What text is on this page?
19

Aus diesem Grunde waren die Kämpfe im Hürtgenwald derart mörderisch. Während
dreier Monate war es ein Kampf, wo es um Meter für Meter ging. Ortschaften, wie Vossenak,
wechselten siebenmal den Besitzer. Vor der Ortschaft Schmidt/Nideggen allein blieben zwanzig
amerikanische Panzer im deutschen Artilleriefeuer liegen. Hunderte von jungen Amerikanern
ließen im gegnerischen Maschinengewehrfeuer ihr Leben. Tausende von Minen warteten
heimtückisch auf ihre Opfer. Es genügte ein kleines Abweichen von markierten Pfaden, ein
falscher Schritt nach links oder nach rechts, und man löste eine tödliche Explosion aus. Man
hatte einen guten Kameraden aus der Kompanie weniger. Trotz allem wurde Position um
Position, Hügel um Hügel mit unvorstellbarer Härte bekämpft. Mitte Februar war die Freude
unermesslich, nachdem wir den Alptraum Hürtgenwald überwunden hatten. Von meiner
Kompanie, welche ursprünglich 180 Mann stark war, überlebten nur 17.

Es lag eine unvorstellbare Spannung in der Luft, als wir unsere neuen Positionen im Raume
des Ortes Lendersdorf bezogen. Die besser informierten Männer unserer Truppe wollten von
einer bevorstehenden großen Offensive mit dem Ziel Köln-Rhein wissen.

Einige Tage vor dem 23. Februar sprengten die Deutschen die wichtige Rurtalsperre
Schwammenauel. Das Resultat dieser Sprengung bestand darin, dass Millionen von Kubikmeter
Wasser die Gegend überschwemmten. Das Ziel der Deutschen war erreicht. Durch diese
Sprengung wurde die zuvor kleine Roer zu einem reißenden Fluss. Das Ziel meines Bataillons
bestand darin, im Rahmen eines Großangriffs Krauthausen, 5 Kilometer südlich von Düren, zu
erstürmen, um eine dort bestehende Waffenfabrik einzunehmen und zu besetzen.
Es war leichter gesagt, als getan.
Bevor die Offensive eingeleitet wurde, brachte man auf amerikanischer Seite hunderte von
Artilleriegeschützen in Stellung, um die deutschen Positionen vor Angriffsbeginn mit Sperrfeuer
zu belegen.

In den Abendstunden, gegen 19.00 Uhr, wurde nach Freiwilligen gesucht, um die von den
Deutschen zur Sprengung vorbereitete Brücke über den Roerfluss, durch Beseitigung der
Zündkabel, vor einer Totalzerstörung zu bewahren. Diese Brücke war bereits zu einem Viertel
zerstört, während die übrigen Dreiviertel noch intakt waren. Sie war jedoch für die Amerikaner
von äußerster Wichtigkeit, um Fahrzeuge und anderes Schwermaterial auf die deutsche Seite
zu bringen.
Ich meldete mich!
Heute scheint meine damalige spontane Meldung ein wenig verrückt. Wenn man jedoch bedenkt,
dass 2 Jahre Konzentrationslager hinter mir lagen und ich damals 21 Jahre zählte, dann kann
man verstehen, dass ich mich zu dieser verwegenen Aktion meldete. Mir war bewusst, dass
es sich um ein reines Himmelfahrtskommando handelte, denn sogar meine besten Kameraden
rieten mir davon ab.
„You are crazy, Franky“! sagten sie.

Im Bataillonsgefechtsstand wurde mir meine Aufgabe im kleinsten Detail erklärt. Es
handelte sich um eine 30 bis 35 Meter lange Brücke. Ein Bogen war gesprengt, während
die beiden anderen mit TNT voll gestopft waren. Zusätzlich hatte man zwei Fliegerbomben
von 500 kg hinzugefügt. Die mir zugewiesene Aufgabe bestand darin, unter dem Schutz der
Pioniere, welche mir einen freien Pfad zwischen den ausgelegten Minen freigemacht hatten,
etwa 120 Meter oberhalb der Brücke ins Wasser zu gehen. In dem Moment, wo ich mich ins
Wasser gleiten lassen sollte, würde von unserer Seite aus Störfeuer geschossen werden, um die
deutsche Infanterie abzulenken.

══════

*THE TASK*.
Give the count of lines holding the word "unserer", with no other words.

*CORRECT RESULT*.
2